── SOURCE DATA ──
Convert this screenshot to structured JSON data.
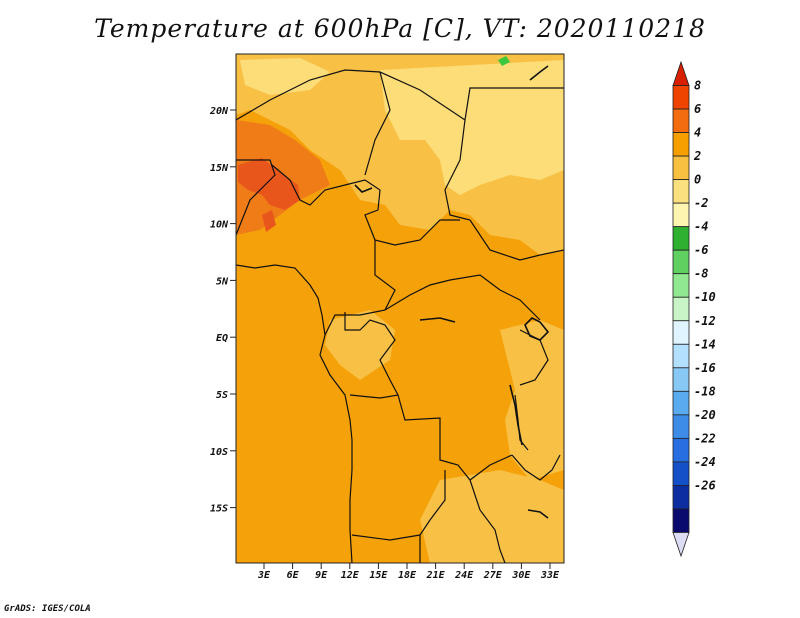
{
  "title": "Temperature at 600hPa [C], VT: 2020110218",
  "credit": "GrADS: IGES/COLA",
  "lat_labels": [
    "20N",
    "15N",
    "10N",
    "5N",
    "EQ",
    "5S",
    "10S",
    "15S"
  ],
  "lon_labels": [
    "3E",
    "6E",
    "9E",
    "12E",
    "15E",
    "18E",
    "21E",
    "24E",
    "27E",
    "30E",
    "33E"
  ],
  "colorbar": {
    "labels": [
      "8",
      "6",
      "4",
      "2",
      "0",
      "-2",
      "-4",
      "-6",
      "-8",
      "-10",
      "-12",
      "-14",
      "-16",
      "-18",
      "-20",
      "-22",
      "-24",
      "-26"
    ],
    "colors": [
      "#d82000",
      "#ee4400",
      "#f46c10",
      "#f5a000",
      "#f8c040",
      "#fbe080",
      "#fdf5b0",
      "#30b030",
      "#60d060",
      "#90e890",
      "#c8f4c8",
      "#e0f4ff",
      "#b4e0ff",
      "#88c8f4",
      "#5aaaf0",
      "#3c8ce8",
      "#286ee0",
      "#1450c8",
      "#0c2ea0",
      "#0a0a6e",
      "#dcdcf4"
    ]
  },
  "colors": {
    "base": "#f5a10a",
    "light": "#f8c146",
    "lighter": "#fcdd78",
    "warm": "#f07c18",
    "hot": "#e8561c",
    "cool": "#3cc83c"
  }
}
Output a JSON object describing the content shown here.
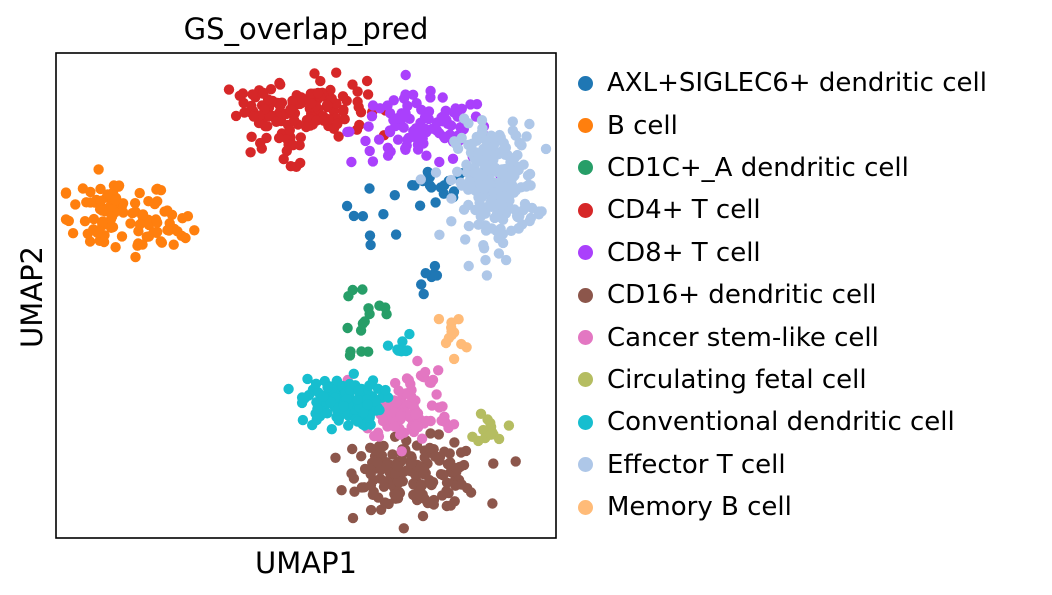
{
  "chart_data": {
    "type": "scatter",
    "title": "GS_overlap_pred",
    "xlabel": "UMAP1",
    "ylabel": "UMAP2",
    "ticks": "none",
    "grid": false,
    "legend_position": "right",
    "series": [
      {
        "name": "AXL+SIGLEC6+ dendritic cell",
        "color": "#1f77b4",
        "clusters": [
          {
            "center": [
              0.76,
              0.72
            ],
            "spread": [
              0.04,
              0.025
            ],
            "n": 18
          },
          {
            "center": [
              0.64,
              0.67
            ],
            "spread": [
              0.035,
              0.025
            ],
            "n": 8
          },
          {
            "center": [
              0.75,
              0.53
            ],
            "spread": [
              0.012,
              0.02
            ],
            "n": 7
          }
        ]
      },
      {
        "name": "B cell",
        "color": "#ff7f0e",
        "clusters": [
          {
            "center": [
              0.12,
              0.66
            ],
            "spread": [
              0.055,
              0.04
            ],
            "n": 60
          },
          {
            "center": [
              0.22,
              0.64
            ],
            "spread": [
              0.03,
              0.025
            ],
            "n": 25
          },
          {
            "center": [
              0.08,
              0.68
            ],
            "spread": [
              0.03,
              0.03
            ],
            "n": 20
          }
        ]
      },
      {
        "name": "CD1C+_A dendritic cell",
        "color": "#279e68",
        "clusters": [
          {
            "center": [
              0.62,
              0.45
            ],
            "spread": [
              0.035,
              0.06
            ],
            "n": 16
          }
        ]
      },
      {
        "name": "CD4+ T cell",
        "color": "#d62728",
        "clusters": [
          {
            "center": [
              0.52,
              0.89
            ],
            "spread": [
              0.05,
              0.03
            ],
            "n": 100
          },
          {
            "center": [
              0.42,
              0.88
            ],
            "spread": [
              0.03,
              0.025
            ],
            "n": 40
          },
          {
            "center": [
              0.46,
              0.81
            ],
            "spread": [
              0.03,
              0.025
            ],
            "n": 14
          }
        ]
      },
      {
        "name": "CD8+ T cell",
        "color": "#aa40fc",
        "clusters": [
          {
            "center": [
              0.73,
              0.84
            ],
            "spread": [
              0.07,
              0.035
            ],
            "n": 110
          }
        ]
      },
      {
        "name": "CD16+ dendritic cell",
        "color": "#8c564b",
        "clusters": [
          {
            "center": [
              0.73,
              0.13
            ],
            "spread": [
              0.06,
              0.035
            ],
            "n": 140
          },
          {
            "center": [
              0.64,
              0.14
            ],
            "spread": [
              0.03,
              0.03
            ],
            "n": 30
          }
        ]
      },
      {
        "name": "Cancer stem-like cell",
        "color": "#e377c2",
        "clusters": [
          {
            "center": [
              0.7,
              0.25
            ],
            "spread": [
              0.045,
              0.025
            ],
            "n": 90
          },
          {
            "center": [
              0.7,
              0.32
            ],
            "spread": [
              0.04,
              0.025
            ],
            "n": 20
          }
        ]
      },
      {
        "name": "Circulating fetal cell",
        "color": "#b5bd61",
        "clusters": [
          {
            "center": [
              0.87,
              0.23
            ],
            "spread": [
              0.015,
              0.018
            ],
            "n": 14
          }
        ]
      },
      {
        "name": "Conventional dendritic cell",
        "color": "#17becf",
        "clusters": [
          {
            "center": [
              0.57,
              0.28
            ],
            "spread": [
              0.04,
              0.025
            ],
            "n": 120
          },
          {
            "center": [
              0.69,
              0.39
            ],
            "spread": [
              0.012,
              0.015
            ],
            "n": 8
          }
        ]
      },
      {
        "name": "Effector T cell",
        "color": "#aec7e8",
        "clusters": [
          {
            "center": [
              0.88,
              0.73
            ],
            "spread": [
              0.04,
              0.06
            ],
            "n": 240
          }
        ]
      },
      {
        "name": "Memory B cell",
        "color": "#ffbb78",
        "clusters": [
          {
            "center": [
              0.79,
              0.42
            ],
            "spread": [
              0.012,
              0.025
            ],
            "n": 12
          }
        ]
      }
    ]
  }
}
───
── SOURCE DATA ──
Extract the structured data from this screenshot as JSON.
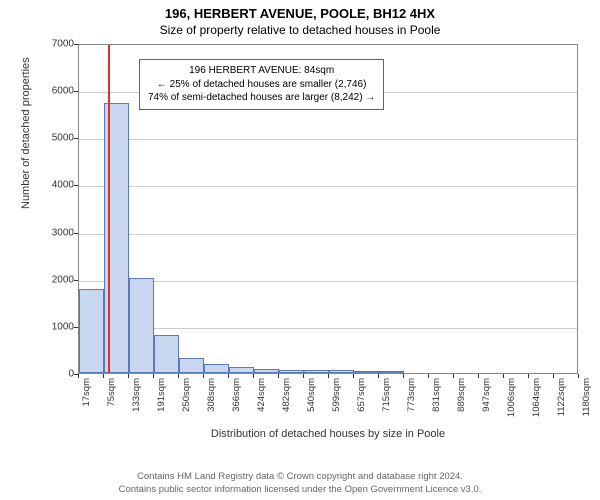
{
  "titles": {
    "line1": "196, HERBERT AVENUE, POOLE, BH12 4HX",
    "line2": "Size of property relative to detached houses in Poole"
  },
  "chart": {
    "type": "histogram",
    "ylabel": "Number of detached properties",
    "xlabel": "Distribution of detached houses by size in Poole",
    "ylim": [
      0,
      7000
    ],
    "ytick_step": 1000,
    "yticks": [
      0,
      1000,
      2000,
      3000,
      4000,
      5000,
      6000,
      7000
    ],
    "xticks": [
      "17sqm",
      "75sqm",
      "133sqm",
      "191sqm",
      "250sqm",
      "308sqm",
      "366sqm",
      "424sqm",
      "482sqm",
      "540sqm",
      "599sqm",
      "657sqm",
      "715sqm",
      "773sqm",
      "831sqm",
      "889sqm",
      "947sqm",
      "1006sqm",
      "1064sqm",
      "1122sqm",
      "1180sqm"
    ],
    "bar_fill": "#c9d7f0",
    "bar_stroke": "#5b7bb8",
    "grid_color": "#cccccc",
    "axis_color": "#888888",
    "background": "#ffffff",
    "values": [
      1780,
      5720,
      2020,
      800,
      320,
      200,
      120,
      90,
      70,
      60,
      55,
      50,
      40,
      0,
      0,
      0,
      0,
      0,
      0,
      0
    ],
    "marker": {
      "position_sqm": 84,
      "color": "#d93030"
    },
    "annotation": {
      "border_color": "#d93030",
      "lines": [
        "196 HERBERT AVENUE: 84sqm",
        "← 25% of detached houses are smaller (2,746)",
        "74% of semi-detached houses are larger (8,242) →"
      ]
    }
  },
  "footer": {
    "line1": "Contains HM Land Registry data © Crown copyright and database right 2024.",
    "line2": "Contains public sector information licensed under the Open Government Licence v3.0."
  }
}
───
(TASK DIRECTIONS) Identify the lines above that contain the word "AVENUE", then copy them.

(FULL OUTPUT)
    "line1": "196, HERBERT AVENUE, POOLE, BH12 4HX",
        "196 HERBERT AVENUE: 84sqm",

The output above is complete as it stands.